> _Set task_
Reproduce, word for word, the passage of the article on Vanguard's tech fund from "The Vanguard Information Technology ETF tracks" to "beta, nothing else.".

Why Vanguard’s $143 Billion Tech ETF Outpaced QQQ While Charging Half the Fee

Photo of David Beren
By David Beren Published

Quick Read

  • VGT has outpaced QQQ across every timeframe, gaining 24% versus 18% YTD, and it charges less than half of QQQ's 0.20% expense ratio.

  • NVIDIA's 878% five-year surge powered VGT's edge, but Microsoft falling 23% YTD proves heavy concentration cuts both ways.

  • VGT's 329 holdings sound diversified, but its top 10 stocks control 61% of assets, which is more concentrated than QQQ's 52%.

  • Act now: the analyst who called NVIDIA in 2010 just named his top 10 AI stocks — and Microsoft didn't make the cut. Grab the names FREE today.

Why Vanguard’s $143 Billion Tech ETF Outpaced QQQ While Charging Half the Fee

© Butus / Shutterstock.com

A 45-year-old tech professional sitting on $200,000 in Invesco QQQ Trust (NASDAQ:QQQ) for growth exposure has a fair question in 2026: why hold a Nasdaq-100 fund that includes Costco and Pepsi when a pure-tech alternative exists at half the cost? That alternative is Vanguard Information Technology ETF (NYSEARCA:VGT), a roughly $143 billion fund that has quietly outpaced QQQ this year while charging a fraction of the fee. The headline claim that VGT carries lower single-name risk than QQQ deserves scrutiny, because the holdings data tells a more complicated story.

The role VGT is built to play

The Vanguard Information Technology ETF tracks the MSCI US Investable Market Information Technology 25/50 Index, which holds 329 stocks and is 99.16% allocated to technology. The Invesco QQQ Trust tracks the Nasdaq-100, which caps its holdings at 100 names and includes non-tech mega-caps like Costco Wholesale and PepsiCo. Costco has a 0.868 beta relative to a tech-led tape, and Pepsi’s 0.359 beta is even lower. In a year driven by AI infrastructure spending, those defensive names blunt returns.

The return engine for VGT is straightforward: market-cap-weighted exposure to the technology sector, capped so no single name exceeds index limits. Investors get the sector beta, nothing else.

What the performance gap actually shows

Year-to-date, VGT is up 23.92% while QQQ is up 17.87%. Over one year, VGT returned 42.59% against QQQ’s 32.11%. Stretch the lens out, and the gap widens: VGT delivered 141.6% over five years and 850.44% over ten, versus 104.29% and 569.95% for QQQ.

The fee differential quietly compounds beneath the returns. The Vanguard Information Technology ETF charges 0.09%, while the Invesco QQQ Trust charges roughly 0.20%. On a $200,000 position, that is about $200 a year, and the spread grows with the balance.

Where the “lower single-name risk” claim breaks down

The Vanguard Information Technology ETF’s top 10 holdings represent 60.61% of assets, led by NVIDIA at 16.78%, Apple at 15.26%, and Microsoft at 9.87%. The Invesco QQQ Trust’s top 10 holdings sit closer to 52% in recent index disclosures. By that measure, the Vanguard Information Technology ETF carries more single-name concentration, not less. The Vanguard Information Technology ETF has won in 2026 because NVIDIA (NASDAQ:NVDA | NVDA Price Prediction) carries more weight, while the Invesco QQQ Trust dilutes its tech holdings with names that have lagged.

> _Entries supplied_
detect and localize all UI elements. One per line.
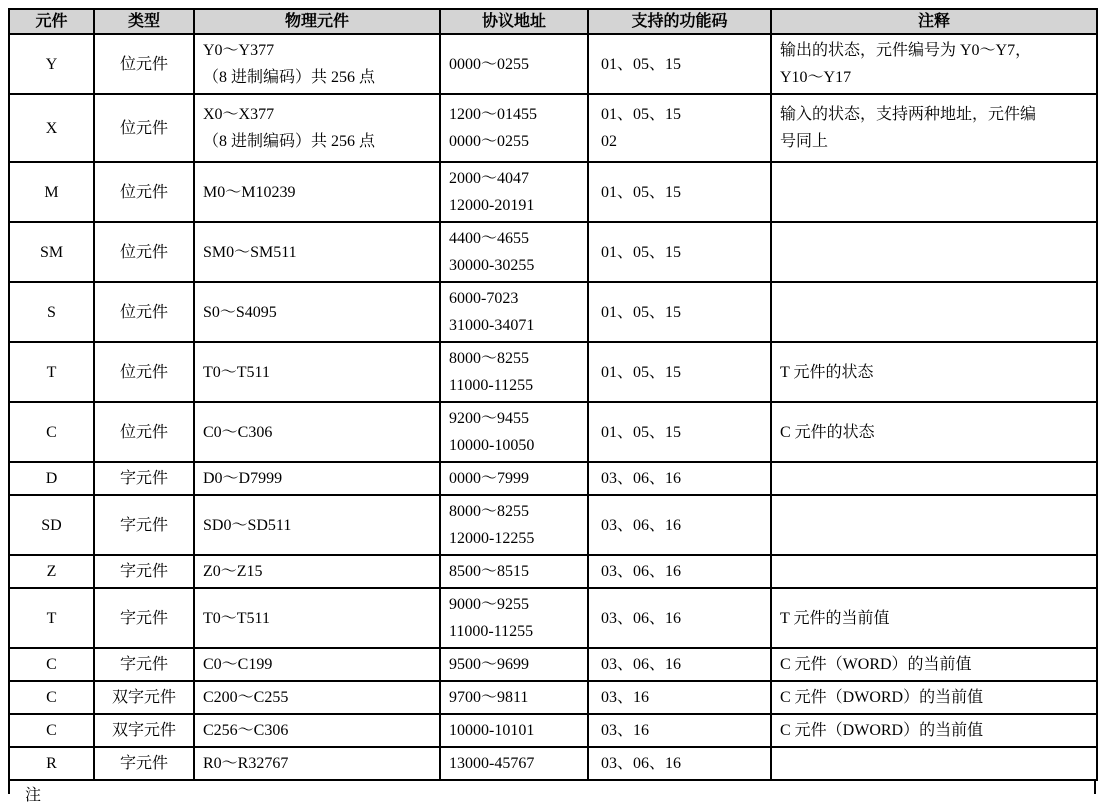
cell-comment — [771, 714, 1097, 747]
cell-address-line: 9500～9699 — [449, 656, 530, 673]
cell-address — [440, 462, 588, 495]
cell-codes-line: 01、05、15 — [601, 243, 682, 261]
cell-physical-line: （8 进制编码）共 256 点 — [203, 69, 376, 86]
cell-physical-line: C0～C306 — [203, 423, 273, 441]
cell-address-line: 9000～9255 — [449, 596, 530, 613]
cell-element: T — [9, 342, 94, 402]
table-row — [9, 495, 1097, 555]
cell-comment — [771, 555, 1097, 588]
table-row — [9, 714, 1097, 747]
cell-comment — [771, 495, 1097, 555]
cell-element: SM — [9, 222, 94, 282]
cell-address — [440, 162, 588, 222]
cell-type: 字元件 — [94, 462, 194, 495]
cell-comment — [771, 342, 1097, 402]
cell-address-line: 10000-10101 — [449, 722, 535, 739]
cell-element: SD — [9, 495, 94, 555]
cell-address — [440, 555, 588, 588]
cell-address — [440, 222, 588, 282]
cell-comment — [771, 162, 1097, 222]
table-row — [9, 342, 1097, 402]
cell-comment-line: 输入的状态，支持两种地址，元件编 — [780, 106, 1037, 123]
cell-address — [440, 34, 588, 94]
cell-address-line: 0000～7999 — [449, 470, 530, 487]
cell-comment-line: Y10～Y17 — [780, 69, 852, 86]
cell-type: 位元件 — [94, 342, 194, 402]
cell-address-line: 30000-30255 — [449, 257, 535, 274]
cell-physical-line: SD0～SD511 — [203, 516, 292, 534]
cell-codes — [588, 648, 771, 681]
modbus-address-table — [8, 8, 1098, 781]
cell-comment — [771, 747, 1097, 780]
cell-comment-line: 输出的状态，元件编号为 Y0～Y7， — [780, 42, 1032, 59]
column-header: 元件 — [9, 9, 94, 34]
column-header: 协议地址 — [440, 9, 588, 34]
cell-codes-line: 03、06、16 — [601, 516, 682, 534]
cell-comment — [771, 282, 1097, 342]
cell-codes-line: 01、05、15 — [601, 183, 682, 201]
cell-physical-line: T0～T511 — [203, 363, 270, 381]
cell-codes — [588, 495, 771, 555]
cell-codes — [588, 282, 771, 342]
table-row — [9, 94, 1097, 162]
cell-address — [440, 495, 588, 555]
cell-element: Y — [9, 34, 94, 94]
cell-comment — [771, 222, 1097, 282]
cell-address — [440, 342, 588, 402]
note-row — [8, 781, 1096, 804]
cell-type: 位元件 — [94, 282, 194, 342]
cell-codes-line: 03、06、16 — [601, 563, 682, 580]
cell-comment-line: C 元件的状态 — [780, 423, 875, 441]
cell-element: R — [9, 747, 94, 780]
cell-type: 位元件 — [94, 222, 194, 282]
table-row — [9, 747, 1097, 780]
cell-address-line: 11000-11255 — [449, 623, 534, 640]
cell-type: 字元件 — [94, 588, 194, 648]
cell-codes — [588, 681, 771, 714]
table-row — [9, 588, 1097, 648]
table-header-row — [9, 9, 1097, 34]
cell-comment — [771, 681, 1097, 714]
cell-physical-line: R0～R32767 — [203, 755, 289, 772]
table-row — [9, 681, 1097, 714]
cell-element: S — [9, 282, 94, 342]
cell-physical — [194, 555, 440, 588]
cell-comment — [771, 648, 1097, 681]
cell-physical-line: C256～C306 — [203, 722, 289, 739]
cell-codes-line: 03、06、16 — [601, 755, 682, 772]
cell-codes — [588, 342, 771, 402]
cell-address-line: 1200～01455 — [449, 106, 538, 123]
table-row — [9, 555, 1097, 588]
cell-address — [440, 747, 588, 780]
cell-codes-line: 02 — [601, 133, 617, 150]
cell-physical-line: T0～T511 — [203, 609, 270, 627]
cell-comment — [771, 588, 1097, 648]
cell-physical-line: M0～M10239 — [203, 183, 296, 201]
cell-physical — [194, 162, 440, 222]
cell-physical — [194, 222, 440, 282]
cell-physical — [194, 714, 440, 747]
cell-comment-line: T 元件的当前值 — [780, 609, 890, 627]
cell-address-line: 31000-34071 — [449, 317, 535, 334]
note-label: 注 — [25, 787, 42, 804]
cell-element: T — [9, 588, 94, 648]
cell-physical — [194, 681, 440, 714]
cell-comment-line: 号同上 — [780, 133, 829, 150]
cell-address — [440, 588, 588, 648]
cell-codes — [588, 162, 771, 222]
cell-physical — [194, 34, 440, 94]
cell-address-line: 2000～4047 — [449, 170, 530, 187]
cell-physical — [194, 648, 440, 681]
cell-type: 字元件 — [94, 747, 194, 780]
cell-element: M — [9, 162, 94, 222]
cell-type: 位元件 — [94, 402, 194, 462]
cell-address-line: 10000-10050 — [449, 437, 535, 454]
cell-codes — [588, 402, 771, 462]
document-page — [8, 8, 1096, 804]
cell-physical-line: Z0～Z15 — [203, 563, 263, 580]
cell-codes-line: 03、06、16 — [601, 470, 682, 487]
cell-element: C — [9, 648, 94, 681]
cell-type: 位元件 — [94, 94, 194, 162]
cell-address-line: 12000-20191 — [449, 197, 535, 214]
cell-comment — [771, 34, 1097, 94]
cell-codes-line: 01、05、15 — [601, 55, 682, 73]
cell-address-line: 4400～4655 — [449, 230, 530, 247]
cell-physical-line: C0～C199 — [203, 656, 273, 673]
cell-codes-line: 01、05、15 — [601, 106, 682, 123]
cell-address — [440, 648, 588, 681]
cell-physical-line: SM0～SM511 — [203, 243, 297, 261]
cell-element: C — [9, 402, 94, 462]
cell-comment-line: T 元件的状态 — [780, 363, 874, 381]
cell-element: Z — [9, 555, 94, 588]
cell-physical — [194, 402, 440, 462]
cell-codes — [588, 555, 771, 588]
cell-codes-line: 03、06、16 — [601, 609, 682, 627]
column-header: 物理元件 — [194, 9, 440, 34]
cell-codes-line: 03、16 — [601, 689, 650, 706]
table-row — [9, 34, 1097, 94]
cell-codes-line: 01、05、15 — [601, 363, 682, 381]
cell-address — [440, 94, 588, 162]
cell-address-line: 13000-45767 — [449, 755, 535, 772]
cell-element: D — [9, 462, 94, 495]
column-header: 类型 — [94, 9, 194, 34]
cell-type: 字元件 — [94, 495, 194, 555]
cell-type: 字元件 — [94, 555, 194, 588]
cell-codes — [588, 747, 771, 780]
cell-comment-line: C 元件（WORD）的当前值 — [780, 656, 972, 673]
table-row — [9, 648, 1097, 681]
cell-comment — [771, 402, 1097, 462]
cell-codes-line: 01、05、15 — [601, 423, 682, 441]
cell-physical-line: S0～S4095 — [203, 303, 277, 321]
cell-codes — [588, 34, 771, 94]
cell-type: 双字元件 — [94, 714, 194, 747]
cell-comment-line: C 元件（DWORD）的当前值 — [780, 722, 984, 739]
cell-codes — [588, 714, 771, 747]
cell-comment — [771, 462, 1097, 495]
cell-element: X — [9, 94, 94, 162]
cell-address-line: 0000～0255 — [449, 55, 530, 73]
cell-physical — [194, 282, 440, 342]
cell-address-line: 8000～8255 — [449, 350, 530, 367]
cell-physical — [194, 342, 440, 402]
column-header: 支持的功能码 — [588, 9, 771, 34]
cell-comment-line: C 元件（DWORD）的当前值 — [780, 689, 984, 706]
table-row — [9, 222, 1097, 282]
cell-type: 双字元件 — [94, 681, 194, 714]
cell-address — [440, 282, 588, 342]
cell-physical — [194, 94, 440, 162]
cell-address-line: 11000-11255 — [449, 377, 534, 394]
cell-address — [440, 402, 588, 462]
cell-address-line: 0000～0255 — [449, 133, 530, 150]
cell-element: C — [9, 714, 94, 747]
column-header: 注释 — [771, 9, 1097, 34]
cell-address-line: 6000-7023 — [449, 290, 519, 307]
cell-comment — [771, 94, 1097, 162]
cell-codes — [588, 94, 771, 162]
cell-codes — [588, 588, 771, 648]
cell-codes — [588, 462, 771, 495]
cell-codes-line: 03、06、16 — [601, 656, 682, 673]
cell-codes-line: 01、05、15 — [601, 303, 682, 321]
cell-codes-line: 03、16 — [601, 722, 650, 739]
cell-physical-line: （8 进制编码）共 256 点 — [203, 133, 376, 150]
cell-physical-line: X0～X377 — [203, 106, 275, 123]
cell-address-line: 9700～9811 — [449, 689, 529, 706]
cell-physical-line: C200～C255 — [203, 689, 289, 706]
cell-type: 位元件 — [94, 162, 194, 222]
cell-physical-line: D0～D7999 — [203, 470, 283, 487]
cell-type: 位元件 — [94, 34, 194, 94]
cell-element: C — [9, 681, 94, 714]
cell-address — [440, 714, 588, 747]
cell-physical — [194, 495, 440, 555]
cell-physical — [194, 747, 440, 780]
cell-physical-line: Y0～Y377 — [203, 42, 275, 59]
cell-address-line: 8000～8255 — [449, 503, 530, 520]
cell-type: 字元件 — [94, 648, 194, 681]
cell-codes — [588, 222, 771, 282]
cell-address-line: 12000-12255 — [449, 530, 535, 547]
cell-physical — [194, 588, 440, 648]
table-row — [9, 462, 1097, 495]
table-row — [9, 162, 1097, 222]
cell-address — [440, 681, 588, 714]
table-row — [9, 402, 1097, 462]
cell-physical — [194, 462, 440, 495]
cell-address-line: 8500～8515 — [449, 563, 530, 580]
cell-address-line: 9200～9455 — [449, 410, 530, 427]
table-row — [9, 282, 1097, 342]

> _Final result_
The Vanguard Information Technology ETF tracks the MSCI US Investable Market Information Technology 25/50 Index, which holds 329 stocks and is 99.16% allocated to technology. The Invesco QQQ Trust tracks the Nasdaq-100, which caps its holdings at 100 names and includes non-tech mega-caps like Costco Wholesale and PepsiCo. Costco has a 0.868 beta relative to a tech-led tape, and Pepsi’s 0.359 beta is even lower. In a year driven by AI infrastructure spending, those defensive names blunt returns.

The return engine for VGT is straightforward: market-cap-weighted exposure to the technology sector, capped so no single name exceeds index limits. Investors get the sector beta, nothing else.